— start Supplied data —
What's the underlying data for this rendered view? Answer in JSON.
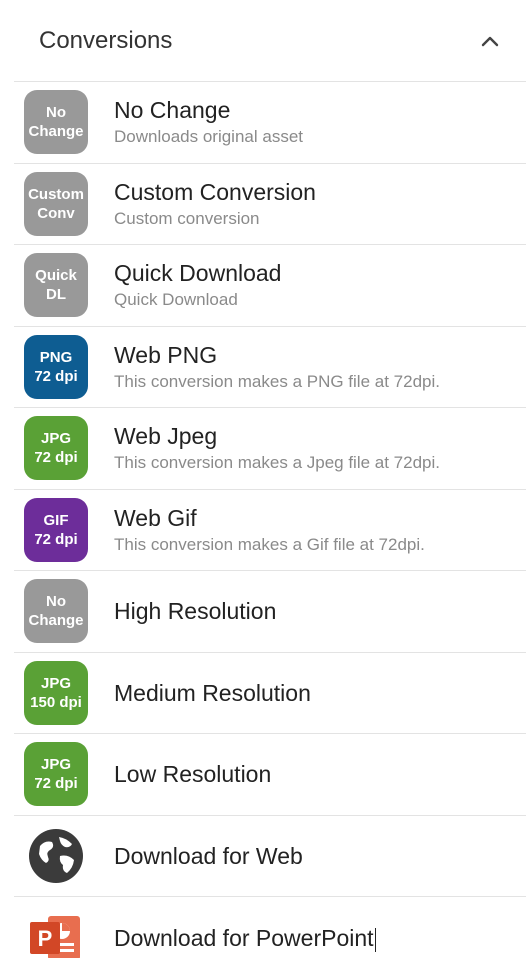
{
  "header": {
    "title": "Conversions",
    "toggle_icon": "chevron-up-icon"
  },
  "items": [
    {
      "name": "No Change",
      "description": "Downloads original asset",
      "badge": [
        "No",
        "Change"
      ],
      "badge_color": "#999999"
    },
    {
      "name": "Custom Conversion",
      "description": "Custom conversion",
      "badge": [
        "Custom",
        "Conv"
      ],
      "badge_color": "#999999"
    },
    {
      "name": "Quick Download",
      "description": "Quick Download",
      "badge": [
        "Quick",
        "DL"
      ],
      "badge_color": "#999999"
    },
    {
      "name": "Web PNG",
      "description": "This conversion makes a PNG file at 72dpi.",
      "badge": [
        "PNG",
        "72 dpi"
      ],
      "badge_color": "#0e5d92"
    },
    {
      "name": "Web Jpeg",
      "description": "This conversion makes a Jpeg file at 72dpi.",
      "badge": [
        "JPG",
        "72 dpi"
      ],
      "badge_color": "#5aa136"
    },
    {
      "name": "Web Gif",
      "description": "This conversion makes a Gif file at 72dpi.",
      "badge": [
        "GIF",
        "72 dpi"
      ],
      "badge_color": "#6d2d9a"
    },
    {
      "name": "High Resolution",
      "description": "",
      "badge": [
        "No",
        "Change"
      ],
      "badge_color": "#999999"
    },
    {
      "name": "Medium Resolution",
      "description": "",
      "badge": [
        "JPG",
        "150 dpi"
      ],
      "badge_color": "#5aa136"
    },
    {
      "name": "Low Resolution",
      "description": "",
      "badge": [
        "JPG",
        "72 dpi"
      ],
      "badge_color": "#5aa136"
    },
    {
      "name": "Download for Web",
      "description": "",
      "icon": "globe-icon",
      "icon_color": "#3b3b3b"
    },
    {
      "name": "Download for PowerPoint",
      "description": "",
      "icon": "powerpoint-icon",
      "icon_color": "#d24726"
    }
  ]
}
— end Supplied data —
[Aim of the exercise]
Take the data above and repeat it exactly, leaving each picture out.

[Result for this task]
What's the underlying data for this rendered view? Answer in JSON.
{
  "header": {
    "title": "Conversions",
    "toggle_icon": "chevron-up-icon"
  },
  "items": [
    {
      "name": "No Change",
      "description": "Downloads original asset",
      "badge": [
        "No",
        "Change"
      ],
      "badge_color": "#999999"
    },
    {
      "name": "Custom Conversion",
      "description": "Custom conversion",
      "badge": [
        "Custom",
        "Conv"
      ],
      "badge_color": "#999999"
    },
    {
      "name": "Quick Download",
      "description": "Quick Download",
      "badge": [
        "Quick",
        "DL"
      ],
      "badge_color": "#999999"
    },
    {
      "name": "Web PNG",
      "description": "This conversion makes a PNG file at 72dpi.",
      "badge": [
        "PNG",
        "72 dpi"
      ],
      "badge_color": "#0e5d92"
    },
    {
      "name": "Web Jpeg",
      "description": "This conversion makes a Jpeg file at 72dpi.",
      "badge": [
        "JPG",
        "72 dpi"
      ],
      "badge_color": "#5aa136"
    },
    {
      "name": "Web Gif",
      "description": "This conversion makes a Gif file at 72dpi.",
      "badge": [
        "GIF",
        "72 dpi"
      ],
      "badge_color": "#6d2d9a"
    },
    {
      "name": "High Resolution",
      "description": "",
      "badge": [
        "No",
        "Change"
      ],
      "badge_color": "#999999"
    },
    {
      "name": "Medium Resolution",
      "description": "",
      "badge": [
        "JPG",
        "150 dpi"
      ],
      "badge_color": "#5aa136"
    },
    {
      "name": "Low Resolution",
      "description": "",
      "badge": [
        "JPG",
        "72 dpi"
      ],
      "badge_color": "#5aa136"
    },
    {
      "name": "Download for Web",
      "description": "",
      "icon": "globe-icon",
      "icon_color": "#3b3b3b"
    },
    {
      "name": "Download for PowerPoint",
      "description": "",
      "icon": "powerpoint-icon",
      "icon_color": "#d24726"
    }
  ]
}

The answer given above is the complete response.